[begin Listed records]

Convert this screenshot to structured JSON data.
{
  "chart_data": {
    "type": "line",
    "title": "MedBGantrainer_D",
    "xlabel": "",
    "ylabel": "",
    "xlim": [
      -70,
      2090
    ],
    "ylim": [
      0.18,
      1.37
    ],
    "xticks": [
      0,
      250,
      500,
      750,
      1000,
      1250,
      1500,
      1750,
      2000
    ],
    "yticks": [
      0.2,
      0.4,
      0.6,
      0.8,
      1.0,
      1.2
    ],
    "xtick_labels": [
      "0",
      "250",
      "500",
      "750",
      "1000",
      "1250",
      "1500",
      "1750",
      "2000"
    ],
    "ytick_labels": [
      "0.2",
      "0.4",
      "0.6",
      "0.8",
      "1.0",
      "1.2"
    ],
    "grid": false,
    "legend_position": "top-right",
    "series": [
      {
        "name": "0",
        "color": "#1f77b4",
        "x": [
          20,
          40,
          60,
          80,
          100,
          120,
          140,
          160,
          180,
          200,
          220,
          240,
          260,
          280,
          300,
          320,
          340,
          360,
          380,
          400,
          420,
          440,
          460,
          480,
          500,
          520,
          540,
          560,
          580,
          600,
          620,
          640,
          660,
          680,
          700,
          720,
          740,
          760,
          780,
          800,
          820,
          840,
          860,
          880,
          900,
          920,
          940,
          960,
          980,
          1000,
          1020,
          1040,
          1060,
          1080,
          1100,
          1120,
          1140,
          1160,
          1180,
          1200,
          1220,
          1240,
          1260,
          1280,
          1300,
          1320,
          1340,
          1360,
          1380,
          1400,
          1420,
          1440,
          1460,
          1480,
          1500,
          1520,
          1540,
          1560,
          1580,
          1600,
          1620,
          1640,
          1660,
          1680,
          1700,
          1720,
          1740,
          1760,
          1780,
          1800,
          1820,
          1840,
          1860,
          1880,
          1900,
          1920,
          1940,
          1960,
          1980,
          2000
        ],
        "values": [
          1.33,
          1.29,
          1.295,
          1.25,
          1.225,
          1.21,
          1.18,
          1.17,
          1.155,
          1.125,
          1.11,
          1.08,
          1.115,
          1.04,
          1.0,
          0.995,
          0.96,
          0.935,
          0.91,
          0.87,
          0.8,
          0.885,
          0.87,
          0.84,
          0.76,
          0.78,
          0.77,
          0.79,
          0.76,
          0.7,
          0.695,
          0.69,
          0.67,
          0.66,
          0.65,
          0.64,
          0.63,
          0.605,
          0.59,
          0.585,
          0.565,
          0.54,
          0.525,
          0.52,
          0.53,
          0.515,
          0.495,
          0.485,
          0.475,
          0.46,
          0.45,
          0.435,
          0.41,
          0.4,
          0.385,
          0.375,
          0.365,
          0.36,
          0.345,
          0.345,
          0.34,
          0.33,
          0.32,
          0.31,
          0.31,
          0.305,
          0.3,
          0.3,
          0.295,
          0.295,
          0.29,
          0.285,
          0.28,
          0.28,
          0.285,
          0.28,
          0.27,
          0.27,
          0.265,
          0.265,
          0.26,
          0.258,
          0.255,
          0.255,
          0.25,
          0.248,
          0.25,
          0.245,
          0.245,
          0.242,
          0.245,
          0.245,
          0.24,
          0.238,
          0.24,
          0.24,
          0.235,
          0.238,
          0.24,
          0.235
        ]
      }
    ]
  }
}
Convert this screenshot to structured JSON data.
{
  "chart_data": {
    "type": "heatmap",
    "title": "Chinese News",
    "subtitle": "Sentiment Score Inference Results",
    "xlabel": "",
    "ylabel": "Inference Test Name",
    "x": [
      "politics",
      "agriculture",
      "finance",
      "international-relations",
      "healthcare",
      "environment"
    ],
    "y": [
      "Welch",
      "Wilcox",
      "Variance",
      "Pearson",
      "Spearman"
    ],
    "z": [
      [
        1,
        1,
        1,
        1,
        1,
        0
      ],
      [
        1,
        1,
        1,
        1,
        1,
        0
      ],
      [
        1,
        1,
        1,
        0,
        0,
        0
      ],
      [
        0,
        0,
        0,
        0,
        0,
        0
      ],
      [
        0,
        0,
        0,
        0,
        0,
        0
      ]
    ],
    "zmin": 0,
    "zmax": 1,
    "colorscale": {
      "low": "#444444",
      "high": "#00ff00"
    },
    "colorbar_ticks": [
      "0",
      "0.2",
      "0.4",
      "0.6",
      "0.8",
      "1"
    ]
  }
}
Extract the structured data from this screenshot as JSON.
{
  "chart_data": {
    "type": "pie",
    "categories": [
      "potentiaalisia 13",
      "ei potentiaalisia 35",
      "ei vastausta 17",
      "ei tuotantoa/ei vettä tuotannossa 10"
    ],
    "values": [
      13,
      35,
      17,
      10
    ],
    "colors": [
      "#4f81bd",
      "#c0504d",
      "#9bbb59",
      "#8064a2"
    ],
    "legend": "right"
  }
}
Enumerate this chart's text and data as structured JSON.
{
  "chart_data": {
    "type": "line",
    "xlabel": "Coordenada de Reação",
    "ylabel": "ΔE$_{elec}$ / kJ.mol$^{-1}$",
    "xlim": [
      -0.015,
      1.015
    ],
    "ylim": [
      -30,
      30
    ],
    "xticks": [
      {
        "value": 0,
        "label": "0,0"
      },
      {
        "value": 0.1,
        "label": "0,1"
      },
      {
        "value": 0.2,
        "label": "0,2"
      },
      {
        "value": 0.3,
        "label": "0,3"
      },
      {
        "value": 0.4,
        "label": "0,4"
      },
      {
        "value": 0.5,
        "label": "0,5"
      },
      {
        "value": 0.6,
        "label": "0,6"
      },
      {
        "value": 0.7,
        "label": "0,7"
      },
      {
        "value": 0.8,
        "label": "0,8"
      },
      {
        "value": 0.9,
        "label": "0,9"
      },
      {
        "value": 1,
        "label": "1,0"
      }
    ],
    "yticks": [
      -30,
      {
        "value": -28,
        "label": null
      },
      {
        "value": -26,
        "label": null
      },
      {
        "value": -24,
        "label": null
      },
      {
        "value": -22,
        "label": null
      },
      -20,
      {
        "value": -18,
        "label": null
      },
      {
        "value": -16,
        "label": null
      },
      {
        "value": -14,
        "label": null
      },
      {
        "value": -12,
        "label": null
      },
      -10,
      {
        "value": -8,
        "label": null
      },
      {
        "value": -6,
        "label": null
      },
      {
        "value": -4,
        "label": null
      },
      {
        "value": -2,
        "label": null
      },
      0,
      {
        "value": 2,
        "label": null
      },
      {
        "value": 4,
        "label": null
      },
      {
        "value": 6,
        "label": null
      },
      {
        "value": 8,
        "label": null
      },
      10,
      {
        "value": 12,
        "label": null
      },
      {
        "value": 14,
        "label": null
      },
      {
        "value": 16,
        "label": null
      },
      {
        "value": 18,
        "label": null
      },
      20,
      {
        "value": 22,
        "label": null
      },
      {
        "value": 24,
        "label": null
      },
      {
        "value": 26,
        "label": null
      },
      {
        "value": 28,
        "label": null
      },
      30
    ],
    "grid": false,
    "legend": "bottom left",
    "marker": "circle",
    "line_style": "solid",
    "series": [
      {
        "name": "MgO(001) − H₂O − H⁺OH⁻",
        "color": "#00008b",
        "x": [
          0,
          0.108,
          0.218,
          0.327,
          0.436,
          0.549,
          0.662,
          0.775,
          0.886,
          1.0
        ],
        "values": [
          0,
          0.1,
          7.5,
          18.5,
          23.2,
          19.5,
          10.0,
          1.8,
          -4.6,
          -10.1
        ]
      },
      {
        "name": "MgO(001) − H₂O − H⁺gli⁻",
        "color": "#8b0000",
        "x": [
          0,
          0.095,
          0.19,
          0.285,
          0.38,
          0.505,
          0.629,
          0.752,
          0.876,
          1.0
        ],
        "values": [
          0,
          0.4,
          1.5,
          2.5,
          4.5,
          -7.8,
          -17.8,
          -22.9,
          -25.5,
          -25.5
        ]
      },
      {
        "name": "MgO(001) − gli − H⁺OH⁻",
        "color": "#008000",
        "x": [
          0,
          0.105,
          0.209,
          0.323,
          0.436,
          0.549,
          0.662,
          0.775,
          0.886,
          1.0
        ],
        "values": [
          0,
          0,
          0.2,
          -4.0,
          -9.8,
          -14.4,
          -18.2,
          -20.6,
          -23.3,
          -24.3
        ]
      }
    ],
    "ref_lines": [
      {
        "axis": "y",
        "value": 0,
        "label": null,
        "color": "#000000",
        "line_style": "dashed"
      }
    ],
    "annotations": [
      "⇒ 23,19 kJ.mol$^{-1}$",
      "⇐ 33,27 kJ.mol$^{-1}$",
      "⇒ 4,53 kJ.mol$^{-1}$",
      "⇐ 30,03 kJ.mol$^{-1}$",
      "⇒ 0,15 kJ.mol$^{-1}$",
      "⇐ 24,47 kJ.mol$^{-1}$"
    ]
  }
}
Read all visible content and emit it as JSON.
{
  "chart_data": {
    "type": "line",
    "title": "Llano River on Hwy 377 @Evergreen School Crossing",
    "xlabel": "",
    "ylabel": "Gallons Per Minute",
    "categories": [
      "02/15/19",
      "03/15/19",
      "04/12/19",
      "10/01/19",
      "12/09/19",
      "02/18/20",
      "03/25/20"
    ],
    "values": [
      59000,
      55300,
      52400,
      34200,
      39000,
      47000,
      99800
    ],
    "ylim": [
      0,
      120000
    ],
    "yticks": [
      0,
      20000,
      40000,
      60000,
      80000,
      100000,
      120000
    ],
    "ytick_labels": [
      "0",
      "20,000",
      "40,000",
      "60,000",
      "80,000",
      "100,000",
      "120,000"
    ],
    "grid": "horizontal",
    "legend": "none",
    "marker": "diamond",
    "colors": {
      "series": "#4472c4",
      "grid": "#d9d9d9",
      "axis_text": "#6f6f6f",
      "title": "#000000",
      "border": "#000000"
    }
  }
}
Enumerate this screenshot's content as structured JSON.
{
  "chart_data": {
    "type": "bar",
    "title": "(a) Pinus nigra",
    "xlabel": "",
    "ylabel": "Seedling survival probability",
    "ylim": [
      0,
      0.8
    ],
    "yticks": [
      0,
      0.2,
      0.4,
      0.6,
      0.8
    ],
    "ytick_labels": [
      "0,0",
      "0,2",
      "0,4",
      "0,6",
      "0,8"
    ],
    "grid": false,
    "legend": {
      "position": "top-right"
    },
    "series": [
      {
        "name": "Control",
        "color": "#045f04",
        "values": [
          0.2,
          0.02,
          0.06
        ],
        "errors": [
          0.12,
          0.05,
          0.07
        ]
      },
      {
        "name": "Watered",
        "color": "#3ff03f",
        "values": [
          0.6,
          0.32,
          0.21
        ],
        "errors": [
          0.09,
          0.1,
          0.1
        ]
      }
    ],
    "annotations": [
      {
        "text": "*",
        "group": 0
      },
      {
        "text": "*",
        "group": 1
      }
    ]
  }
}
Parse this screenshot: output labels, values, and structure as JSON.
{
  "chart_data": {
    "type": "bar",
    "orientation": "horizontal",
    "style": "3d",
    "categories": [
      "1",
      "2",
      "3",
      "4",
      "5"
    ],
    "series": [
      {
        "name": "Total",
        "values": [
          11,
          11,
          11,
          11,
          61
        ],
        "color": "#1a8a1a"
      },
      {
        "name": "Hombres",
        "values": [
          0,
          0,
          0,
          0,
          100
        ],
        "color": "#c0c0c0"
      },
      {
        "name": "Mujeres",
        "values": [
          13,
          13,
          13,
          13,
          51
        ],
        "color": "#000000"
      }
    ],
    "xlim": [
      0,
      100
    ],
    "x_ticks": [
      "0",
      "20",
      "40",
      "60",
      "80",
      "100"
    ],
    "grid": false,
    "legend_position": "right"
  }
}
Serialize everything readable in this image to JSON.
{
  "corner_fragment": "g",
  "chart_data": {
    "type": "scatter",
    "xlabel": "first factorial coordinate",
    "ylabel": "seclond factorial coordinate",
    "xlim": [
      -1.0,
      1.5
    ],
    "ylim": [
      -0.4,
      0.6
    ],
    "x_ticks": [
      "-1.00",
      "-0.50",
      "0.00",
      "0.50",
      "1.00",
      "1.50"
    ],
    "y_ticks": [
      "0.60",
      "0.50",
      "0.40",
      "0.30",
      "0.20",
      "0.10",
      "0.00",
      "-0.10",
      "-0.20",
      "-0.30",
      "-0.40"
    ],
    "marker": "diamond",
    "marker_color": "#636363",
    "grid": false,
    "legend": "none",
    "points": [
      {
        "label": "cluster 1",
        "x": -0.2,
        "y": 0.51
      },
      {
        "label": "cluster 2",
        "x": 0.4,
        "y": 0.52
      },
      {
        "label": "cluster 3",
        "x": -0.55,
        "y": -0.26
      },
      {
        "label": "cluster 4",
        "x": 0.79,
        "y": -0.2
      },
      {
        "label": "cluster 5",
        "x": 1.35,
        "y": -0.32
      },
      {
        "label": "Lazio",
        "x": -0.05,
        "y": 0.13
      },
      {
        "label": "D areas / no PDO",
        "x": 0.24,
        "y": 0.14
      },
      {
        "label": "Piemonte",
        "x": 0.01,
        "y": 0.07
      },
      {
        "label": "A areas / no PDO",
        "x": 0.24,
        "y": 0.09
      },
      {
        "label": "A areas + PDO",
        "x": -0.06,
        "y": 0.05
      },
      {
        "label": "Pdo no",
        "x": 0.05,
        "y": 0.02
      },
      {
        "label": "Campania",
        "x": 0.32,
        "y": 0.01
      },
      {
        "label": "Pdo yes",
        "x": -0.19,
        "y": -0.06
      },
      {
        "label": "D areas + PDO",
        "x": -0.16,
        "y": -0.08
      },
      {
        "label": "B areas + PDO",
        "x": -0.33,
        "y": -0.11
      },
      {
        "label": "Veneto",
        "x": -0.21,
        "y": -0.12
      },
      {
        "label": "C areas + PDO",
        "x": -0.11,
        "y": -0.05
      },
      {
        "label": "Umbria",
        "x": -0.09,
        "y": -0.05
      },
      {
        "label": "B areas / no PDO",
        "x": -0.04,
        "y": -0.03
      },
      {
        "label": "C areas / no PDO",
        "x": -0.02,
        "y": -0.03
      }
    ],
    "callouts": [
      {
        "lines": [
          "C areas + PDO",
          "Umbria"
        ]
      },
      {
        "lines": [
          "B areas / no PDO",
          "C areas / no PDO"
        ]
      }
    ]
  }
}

[end Listed records]

Requirements: Identify the lines of the entries containing the string "ylabel". Copy each such line.

Written response:
    "ylabel": "",
    "ylabel": "Inference Test Name",
    "ylabel": "ΔE$_{elec}$ / kJ.mol$^{-1}$",
    "ylabel": "Gallons Per Minute",
    "ylabel": "Seedling survival probability",
    "ylabel": "seclond factorial coordinate",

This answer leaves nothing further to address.